Work required: Collect all lines from the listing that include the string "placeholder".

(Stored dataset items)
-- Start --
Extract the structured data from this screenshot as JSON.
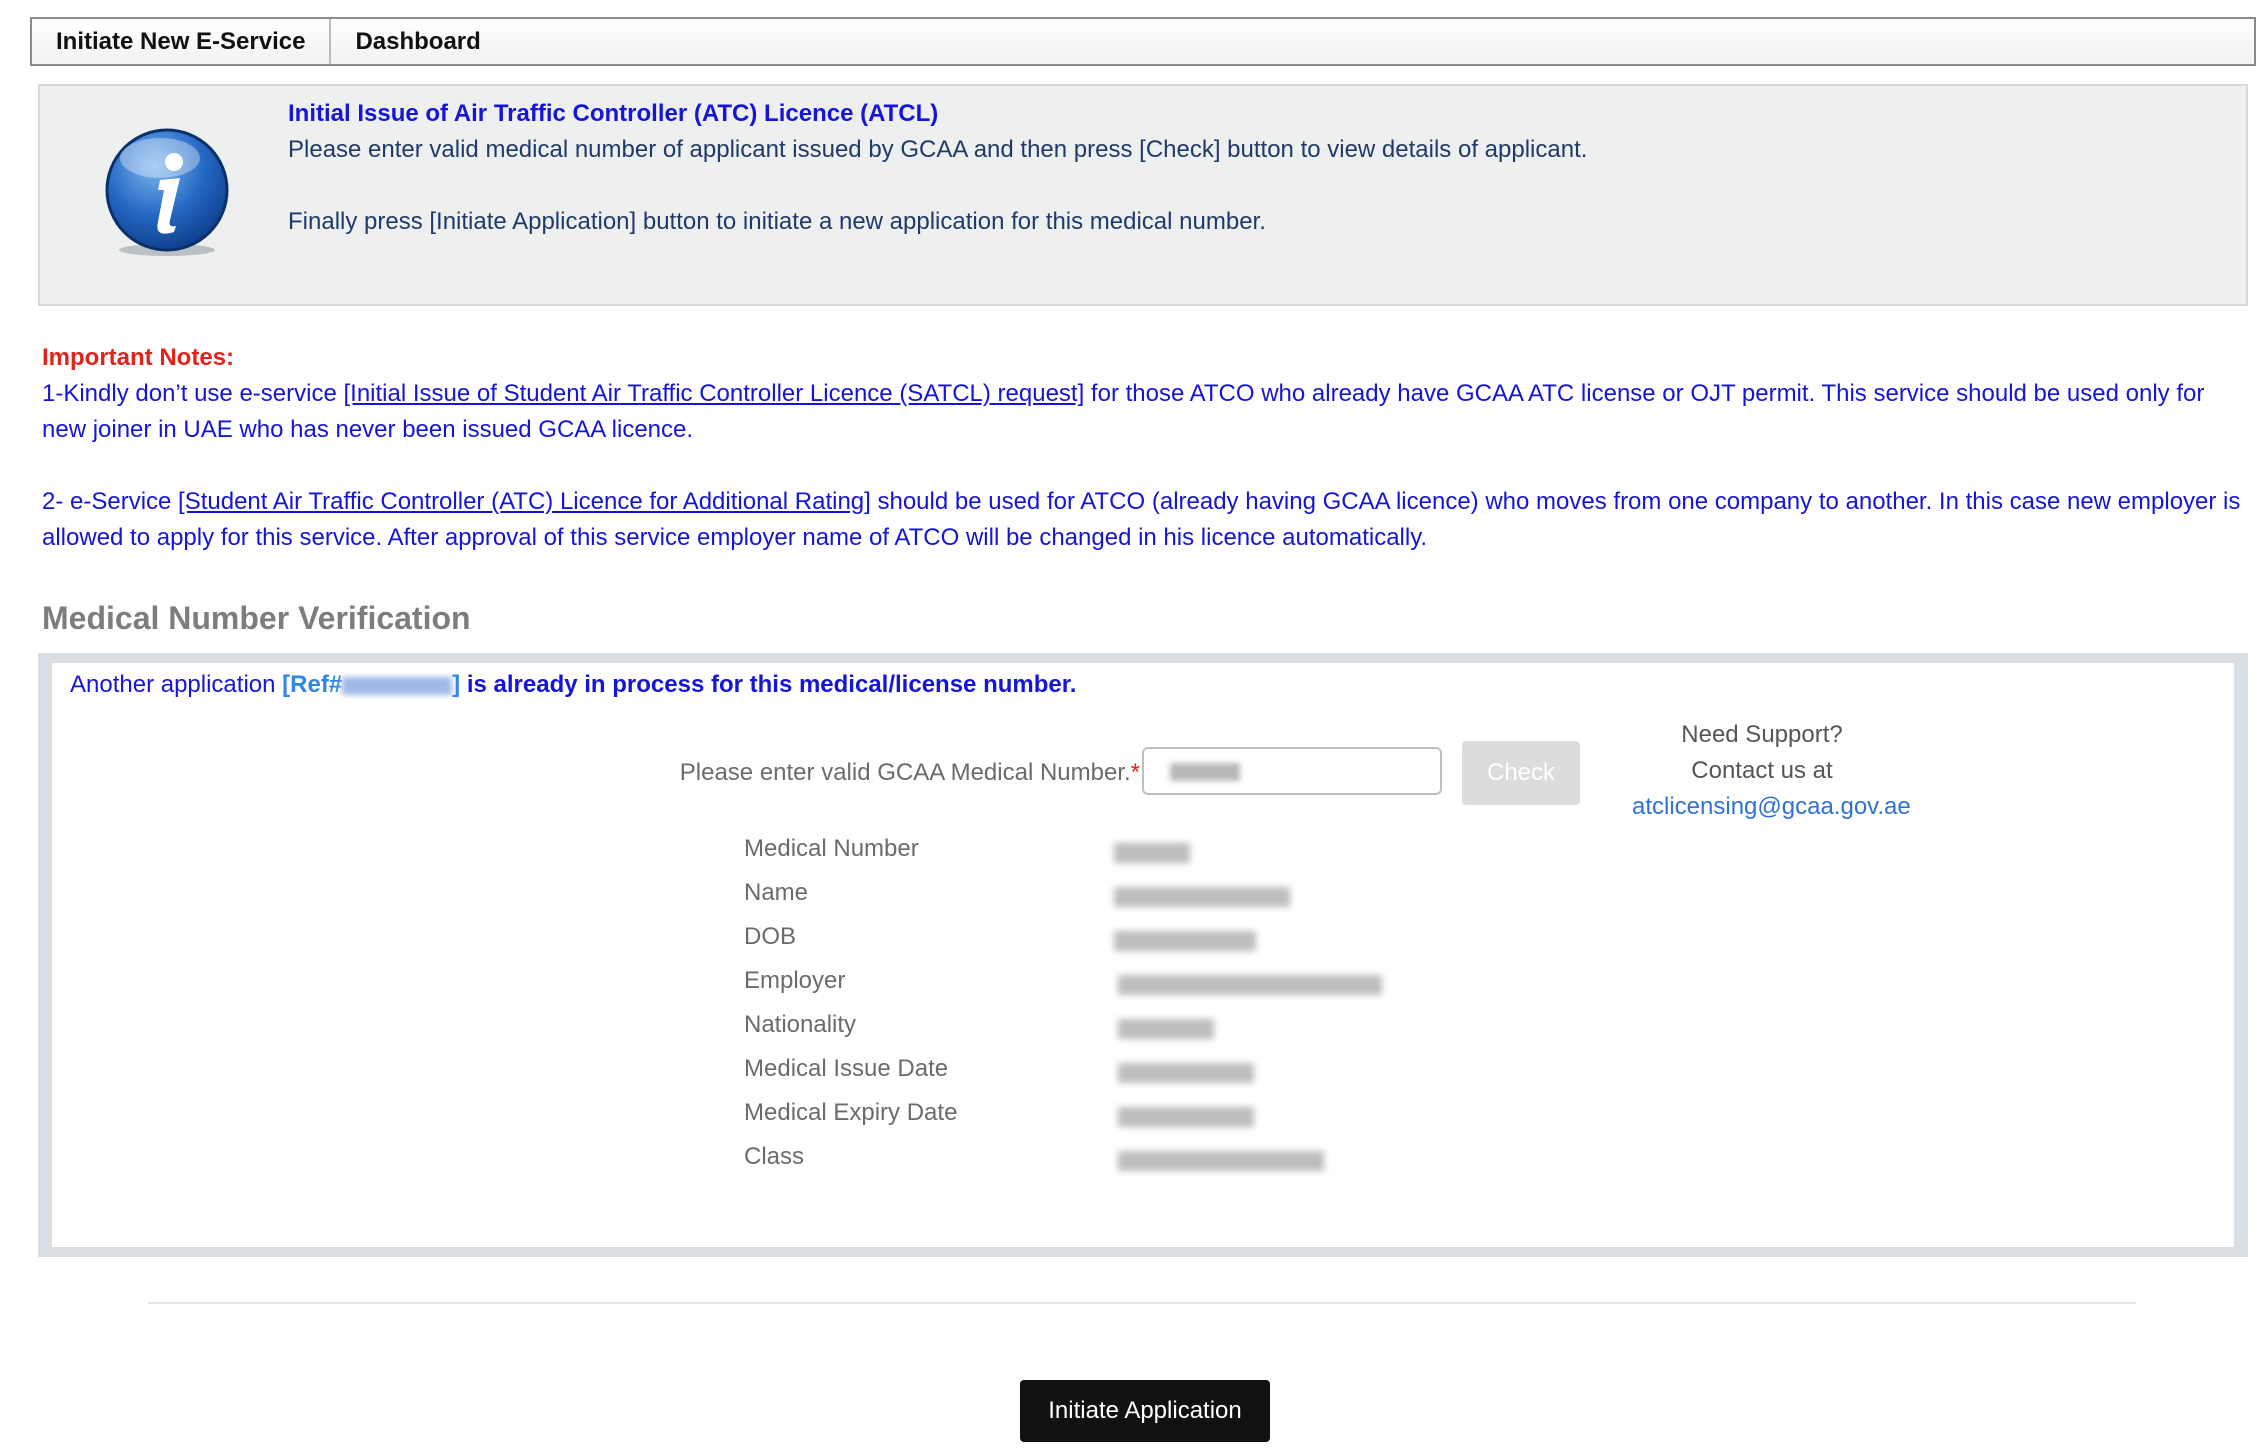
{
  "nav": {
    "tabs": [
      {
        "label": "Initiate New E-Service"
      },
      {
        "label": "Dashboard"
      }
    ]
  },
  "info": {
    "title": "Initial Issue of Air Traffic Controller (ATC) Licence (ATCL)",
    "line1": "Please enter valid medical number of applicant issued by GCAA and then press [Check] button to view details of applicant.",
    "line2": "Finally press [Initiate Application] button to initiate a new application for this medical number.",
    "icon": "info-icon"
  },
  "notes": {
    "heading": "Important Notes:",
    "note1_prefix": "1-Kindly don’t use e-service ",
    "note1_link": "[Initial Issue of Student Air Traffic Controller Licence (SATCL) request]",
    "note1_suffix": " for those ATCO who already have GCAA ATC license or OJT permit. This service should be used only for new joiner in UAE who has never been issued GCAA licence.",
    "note2_prefix": "2- e-Service ",
    "note2_link": "[Student Air Traffic Controller (ATC) Licence for Additional Rating]",
    "note2_suffix": " should be used for ATCO (already having GCAA licence) who moves from one company to another. In this case new employer is allowed to apply for this service. After approval of this service employer name of ATCO will be changed in his licence automatically."
  },
  "verification": {
    "section_title": "Medical Number Verification",
    "status_prefix": "Another application ",
    "status_ref_open": "[Ref#",
    "status_ref_close": "]",
    "status_suffix": " is already in process for this medical/license number.",
    "input_label": "Please enter valid GCAA Medical Number.",
    "required_mark": "*",
    "check_label": "Check",
    "support_line1": "Need Support?",
    "support_line2": "Contact us at",
    "support_email": "atclicensing@gcaa.gov.ae",
    "details": [
      {
        "label": "Medical Number"
      },
      {
        "label": "Name"
      },
      {
        "label": "DOB"
      },
      {
        "label": "Employer"
      },
      {
        "label": "Nationality"
      },
      {
        "label": "Medical Issue Date"
      },
      {
        "label": "Medical Expiry Date"
      },
      {
        "label": "Class"
      }
    ]
  },
  "footer": {
    "initiate_label": "Initiate Application"
  },
  "colors": {
    "accent_blue": "#1515d8",
    "alert_red": "#e0241b",
    "link_blue": "#2f72d6"
  }
}
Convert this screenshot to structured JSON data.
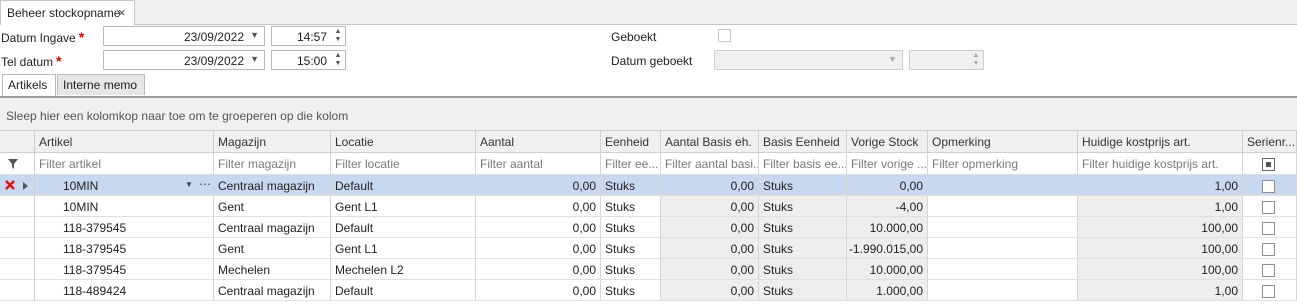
{
  "doc_tab": {
    "title": "Beheer stockopname",
    "close": "×"
  },
  "form": {
    "datum_ingave": {
      "label": "Datum Ingave",
      "required": "*",
      "date": "23/09/2022",
      "time": "14:57"
    },
    "tel_datum": {
      "label": "Tel datum",
      "required": "*",
      "date": "23/09/2022",
      "time": "15:00"
    },
    "geboekt": {
      "label": "Geboekt"
    },
    "datum_geboekt": {
      "label": "Datum geboekt",
      "date": "",
      "time": ""
    }
  },
  "tabs": [
    {
      "label": "Artikels",
      "active": true
    },
    {
      "label": "Interne memo",
      "active": false
    }
  ],
  "grid": {
    "group_hint": "Sleep hier een kolomkop naar toe om te groeperen op die kolom",
    "columns": [
      "Artikel",
      "Magazijn",
      "Locatie",
      "Aantal",
      "Eenheid",
      "Aantal Basis eh.",
      "Basis Eenheid",
      "Vorige Stock",
      "Opmerking",
      "Huidige kostprijs art.",
      "Serienr..."
    ],
    "filters": [
      "Filter artikel",
      "Filter magazijn",
      "Filter locatie",
      "Filter aantal",
      "Filter ee...",
      "Filter aantal basi...",
      "Filter basis ee...",
      "Filter vorige ...",
      "Filter opmerking",
      "Filter huidige kostprijs art.",
      ""
    ],
    "rows": [
      {
        "artikel": "10MIN",
        "magazijn": "Centraal magazijn",
        "locatie": "Default",
        "aantal": "0,00",
        "eenheid": "Stuks",
        "aantal_basis": "0,00",
        "basis_eenheid": "Stuks",
        "vorige_stock": "0,00",
        "opmerking": "",
        "kostprijs": "1,00"
      },
      {
        "artikel": "10MIN",
        "magazijn": "Gent",
        "locatie": "Gent L1",
        "aantal": "0,00",
        "eenheid": "Stuks",
        "aantal_basis": "0,00",
        "basis_eenheid": "Stuks",
        "vorige_stock": "-4,00",
        "opmerking": "",
        "kostprijs": "1,00"
      },
      {
        "artikel": "118-379545",
        "magazijn": "Centraal magazijn",
        "locatie": "Default",
        "aantal": "0,00",
        "eenheid": "Stuks",
        "aantal_basis": "0,00",
        "basis_eenheid": "Stuks",
        "vorige_stock": "10.000,00",
        "opmerking": "",
        "kostprijs": "100,00"
      },
      {
        "artikel": "118-379545",
        "magazijn": "Gent",
        "locatie": "Gent L1",
        "aantal": "0,00",
        "eenheid": "Stuks",
        "aantal_basis": "0,00",
        "basis_eenheid": "Stuks",
        "vorige_stock": "-1.990.015,00",
        "opmerking": "",
        "kostprijs": "100,00"
      },
      {
        "artikel": "118-379545",
        "magazijn": "Mechelen",
        "locatie": "Mechelen L2",
        "aantal": "0,00",
        "eenheid": "Stuks",
        "aantal_basis": "0,00",
        "basis_eenheid": "Stuks",
        "vorige_stock": "10.000,00",
        "opmerking": "",
        "kostprijs": "100,00"
      },
      {
        "artikel": "118-489424",
        "magazijn": "Centraal magazijn",
        "locatie": "Default",
        "aantal": "0,00",
        "eenheid": "Stuks",
        "aantal_basis": "0,00",
        "basis_eenheid": "Stuks",
        "vorige_stock": "1.000,00",
        "opmerking": "",
        "kostprijs": "1,00"
      }
    ]
  }
}
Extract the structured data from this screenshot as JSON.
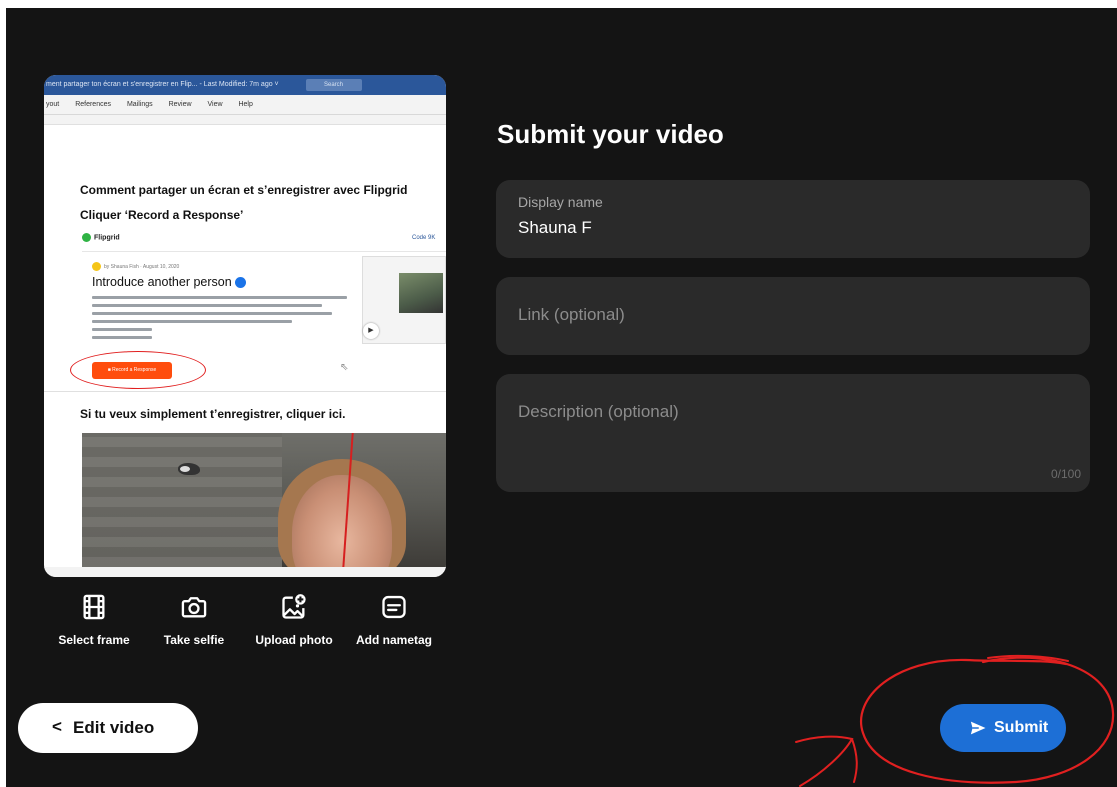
{
  "preview": {
    "titlebar": "ment partager ton écran et s'enregistrer en Flip...  -  Last Modified: 7m ago ˅",
    "search": "Search",
    "ribbon_tabs": [
      "yout",
      "References",
      "Mailings",
      "Review",
      "View",
      "Help"
    ],
    "heading_1": "Comment partager un écran et s’enregistrer avec Flipgrid",
    "heading_2": "Cliquer ‘Record a Response’",
    "logo_text": "Flipgrid",
    "code_link": "Code 9K",
    "byline": "by Shauna Fish · August 10, 2020",
    "card_title": "Introduce another person",
    "record_button": "Record a Response",
    "heading_3": "Si tu veux simplement t’enregistrer, cliquer ici."
  },
  "tools": [
    {
      "label": "Select frame",
      "icon": "film-strip-icon"
    },
    {
      "label": "Take selfie",
      "icon": "camera-icon"
    },
    {
      "label": "Upload photo",
      "icon": "image-add-icon"
    },
    {
      "label": "Add nametag",
      "icon": "nametag-icon"
    }
  ],
  "form": {
    "title": "Submit your video",
    "display_name": {
      "label": "Display name",
      "value": "Shauna F"
    },
    "link": {
      "placeholder": "Link (optional)"
    },
    "description": {
      "placeholder": "Description (optional)",
      "counter": "0/100"
    }
  },
  "buttons": {
    "edit": "Edit video",
    "submit": "Submit"
  },
  "colors": {
    "background": "#141414",
    "field": "#2a2a2a",
    "accent": "#1d6fd6",
    "annotation": "#e12020"
  }
}
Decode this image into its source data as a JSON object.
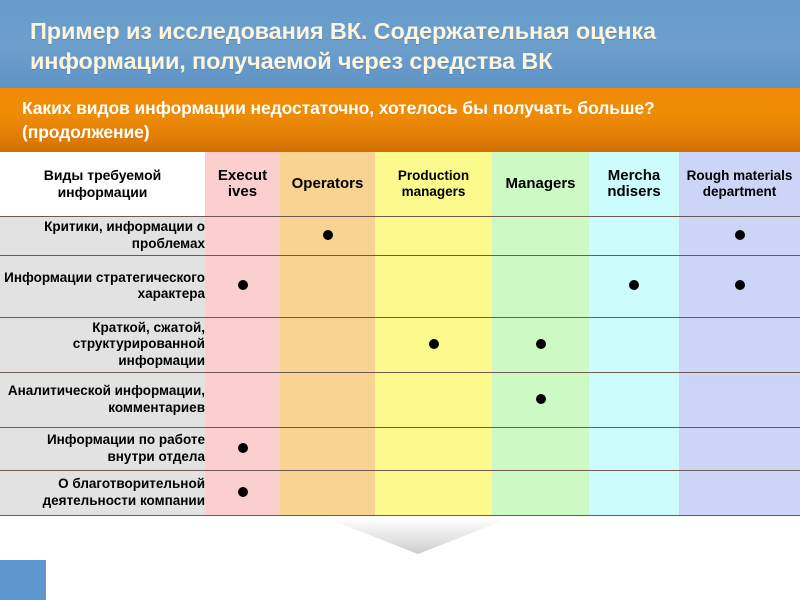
{
  "slide": {
    "title": "Пример из исследования ВК. Содержательная оценка информации, получаемой через средства ВК",
    "subtitle": "Каких видов информации недостаточно, хотелось бы получать больше? (продолжение)"
  },
  "colors": {
    "title_band": "#679cca",
    "subtitle_band": "#ef8c06",
    "title_text": "#fdf5e0",
    "subtitle_text": "#ffffff",
    "row_label_bg": "#e2e2e2",
    "col_executives": "#fccfcf",
    "col_operators": "#f8d391",
    "col_production_managers": "#fcfa8d",
    "col_managers": "#ccf9c4",
    "col_merchandisers": "#ccfcfc",
    "col_rough_materials": "#ccd4f7",
    "marker": "#000000",
    "corner_block": "#5e98ce"
  },
  "table": {
    "row_header_label": "Виды требуемой информации",
    "columns": [
      "Execut ives",
      "Operators",
      "Production managers",
      "Managers",
      "Mercha ndisers",
      "Rough materials department"
    ],
    "rows": [
      {
        "label": "Критики, информации о проблемах",
        "marks": [
          false,
          true,
          false,
          false,
          false,
          true
        ]
      },
      {
        "label": "Информации стратегического характера",
        "marks": [
          true,
          false,
          false,
          false,
          true,
          true
        ]
      },
      {
        "label": "Краткой, сжатой, структурированной информации",
        "marks": [
          false,
          false,
          true,
          true,
          false,
          false
        ]
      },
      {
        "label": "Аналитической информации, комментариев",
        "marks": [
          false,
          false,
          false,
          true,
          false,
          false
        ]
      },
      {
        "label": "Информации по работе внутри отдела",
        "marks": [
          true,
          false,
          false,
          false,
          false,
          false
        ]
      },
      {
        "label": "О благотворительной деятельности компании",
        "marks": [
          true,
          false,
          false,
          false,
          false,
          false
        ]
      }
    ],
    "marker_glyph": "●"
  }
}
-- End --
Answer for the task:
      "placeholder": "Link (optional)"
      "placeholder": "Description (optional)",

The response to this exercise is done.